— PROVIDED DATA —
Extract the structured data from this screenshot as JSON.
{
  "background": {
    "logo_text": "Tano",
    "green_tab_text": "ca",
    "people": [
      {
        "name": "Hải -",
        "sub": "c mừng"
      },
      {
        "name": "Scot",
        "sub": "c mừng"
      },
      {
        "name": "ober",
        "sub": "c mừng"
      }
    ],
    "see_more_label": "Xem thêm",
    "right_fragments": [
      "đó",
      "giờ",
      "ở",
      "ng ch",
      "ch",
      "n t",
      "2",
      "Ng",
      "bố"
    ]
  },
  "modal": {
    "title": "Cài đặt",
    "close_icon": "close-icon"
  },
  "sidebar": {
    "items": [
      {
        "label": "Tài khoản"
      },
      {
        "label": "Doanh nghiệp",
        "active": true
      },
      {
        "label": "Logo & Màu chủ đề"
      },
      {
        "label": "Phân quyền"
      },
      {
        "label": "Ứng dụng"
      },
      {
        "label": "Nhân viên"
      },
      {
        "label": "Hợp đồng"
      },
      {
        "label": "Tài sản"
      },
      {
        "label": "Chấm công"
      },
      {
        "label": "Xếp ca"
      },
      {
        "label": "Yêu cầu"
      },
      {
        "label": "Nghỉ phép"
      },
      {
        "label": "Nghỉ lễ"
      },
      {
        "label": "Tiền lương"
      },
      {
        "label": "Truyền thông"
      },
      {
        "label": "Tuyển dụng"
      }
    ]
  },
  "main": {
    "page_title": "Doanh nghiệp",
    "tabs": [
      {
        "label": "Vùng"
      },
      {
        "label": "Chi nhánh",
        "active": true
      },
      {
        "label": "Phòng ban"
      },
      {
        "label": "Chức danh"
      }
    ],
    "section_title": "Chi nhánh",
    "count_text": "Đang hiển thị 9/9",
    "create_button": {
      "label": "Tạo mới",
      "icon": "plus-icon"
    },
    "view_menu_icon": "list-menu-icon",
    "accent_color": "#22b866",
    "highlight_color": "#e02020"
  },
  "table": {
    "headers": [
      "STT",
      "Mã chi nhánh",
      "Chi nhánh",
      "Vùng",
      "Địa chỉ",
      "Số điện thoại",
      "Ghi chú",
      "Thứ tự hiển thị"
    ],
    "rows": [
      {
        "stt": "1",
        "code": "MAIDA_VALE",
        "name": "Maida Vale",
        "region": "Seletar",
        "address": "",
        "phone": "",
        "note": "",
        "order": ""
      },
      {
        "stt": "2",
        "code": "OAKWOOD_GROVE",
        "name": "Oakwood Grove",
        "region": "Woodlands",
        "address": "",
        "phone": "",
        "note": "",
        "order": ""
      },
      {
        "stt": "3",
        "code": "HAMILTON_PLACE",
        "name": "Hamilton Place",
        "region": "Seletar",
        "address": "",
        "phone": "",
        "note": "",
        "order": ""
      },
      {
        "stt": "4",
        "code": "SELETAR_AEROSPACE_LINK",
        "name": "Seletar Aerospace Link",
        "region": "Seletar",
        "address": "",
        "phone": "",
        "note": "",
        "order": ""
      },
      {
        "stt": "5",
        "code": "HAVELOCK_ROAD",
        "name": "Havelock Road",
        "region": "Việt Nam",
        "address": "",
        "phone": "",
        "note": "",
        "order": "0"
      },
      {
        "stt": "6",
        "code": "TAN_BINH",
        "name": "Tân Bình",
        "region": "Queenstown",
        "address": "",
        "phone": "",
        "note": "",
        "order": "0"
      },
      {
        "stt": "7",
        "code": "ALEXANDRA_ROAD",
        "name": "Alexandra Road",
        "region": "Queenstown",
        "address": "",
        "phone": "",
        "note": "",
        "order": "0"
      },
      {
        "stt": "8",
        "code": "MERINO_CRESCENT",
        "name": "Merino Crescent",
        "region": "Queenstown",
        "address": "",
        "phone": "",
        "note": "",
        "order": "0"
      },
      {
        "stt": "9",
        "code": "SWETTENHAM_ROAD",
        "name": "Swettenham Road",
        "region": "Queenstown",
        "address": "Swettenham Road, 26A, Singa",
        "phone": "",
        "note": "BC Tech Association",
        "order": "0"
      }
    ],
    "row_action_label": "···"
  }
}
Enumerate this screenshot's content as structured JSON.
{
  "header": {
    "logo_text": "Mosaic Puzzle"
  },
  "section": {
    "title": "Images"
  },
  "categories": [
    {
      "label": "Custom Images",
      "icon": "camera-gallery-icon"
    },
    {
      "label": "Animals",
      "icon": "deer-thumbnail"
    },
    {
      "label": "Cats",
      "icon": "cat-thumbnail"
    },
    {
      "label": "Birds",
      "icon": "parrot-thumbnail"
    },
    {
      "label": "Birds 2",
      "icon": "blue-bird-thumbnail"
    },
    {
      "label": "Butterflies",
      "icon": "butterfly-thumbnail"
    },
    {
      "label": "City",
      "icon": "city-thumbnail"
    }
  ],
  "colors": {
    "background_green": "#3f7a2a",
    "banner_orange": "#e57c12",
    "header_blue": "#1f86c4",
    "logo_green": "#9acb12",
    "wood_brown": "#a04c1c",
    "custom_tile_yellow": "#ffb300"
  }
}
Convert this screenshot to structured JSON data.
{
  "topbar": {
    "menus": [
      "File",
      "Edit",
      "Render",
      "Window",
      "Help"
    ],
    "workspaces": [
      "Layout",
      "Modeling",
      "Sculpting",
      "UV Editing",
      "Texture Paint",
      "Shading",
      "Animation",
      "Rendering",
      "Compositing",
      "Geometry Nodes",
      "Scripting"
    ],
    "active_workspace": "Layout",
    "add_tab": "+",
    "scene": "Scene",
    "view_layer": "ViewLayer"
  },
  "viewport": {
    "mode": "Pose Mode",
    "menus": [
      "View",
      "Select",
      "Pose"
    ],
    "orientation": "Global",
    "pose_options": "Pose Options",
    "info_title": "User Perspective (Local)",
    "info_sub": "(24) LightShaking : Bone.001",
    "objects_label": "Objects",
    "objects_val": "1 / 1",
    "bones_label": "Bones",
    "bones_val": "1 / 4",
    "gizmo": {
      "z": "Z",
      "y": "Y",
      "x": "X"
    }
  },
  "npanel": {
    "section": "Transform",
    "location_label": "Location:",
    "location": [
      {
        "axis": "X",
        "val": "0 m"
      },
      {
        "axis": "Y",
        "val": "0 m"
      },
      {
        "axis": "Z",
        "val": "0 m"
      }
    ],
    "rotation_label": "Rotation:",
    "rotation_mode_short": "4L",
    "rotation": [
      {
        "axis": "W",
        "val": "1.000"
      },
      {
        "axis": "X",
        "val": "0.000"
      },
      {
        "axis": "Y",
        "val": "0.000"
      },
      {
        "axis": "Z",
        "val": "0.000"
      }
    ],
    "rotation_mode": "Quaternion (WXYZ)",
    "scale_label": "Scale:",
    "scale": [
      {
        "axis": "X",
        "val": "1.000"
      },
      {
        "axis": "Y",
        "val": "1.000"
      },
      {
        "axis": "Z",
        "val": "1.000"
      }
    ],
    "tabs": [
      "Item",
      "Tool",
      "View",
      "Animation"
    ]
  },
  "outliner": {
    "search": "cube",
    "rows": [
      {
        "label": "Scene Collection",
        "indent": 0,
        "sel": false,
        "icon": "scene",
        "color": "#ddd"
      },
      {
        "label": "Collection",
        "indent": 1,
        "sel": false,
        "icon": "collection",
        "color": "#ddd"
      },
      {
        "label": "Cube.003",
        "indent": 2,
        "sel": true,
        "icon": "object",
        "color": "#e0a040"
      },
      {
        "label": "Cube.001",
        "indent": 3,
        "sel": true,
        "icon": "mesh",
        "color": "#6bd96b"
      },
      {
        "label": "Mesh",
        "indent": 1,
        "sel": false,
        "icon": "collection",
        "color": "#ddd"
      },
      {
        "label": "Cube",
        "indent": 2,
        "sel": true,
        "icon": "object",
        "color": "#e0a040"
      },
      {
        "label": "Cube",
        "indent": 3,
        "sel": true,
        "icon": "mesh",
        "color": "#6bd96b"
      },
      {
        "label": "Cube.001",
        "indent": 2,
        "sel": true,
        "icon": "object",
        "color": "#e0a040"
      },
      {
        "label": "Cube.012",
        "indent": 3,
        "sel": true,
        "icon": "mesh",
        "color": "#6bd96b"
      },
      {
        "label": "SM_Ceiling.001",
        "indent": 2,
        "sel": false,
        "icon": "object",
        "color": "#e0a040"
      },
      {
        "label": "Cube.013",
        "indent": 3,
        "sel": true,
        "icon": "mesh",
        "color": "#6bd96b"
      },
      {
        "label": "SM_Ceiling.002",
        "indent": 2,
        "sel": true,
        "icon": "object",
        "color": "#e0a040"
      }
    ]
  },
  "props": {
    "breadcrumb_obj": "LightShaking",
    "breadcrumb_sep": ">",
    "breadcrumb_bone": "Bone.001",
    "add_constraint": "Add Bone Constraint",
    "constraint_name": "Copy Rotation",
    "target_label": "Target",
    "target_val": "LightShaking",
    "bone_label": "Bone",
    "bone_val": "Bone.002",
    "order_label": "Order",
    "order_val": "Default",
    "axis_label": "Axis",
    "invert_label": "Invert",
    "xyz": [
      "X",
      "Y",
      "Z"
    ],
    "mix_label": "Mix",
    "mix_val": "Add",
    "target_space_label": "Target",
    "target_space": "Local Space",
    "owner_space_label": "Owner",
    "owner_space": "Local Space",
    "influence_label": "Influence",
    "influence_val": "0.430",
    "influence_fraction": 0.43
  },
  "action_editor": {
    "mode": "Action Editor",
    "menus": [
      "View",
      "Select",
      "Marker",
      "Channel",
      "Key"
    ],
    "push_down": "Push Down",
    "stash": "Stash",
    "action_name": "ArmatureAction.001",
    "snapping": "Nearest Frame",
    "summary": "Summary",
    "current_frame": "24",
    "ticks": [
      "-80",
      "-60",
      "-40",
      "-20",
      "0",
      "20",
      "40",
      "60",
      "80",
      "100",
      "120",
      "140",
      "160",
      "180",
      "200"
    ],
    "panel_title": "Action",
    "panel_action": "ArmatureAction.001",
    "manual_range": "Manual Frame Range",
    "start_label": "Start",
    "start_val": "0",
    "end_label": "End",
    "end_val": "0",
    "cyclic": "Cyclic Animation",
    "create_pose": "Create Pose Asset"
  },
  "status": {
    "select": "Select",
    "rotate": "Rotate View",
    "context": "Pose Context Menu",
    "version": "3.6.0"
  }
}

— REQUIREMENTS —
Write out every line of the listing that holds the word "code".

— CORRECT ANSWER —
        "code": "MAIDA_VALE",
        "code": "OAKWOOD_GROVE",
        "code": "HAMILTON_PLACE",
        "code": "SELETAR_AEROSPACE_LINK",
        "code": "HAVELOCK_ROAD",
        "code": "TAN_BINH",
        "code": "ALEXANDRA_ROAD",
        "code": "MERINO_CRESCENT",
        "code": "SWETTENHAM_ROAD",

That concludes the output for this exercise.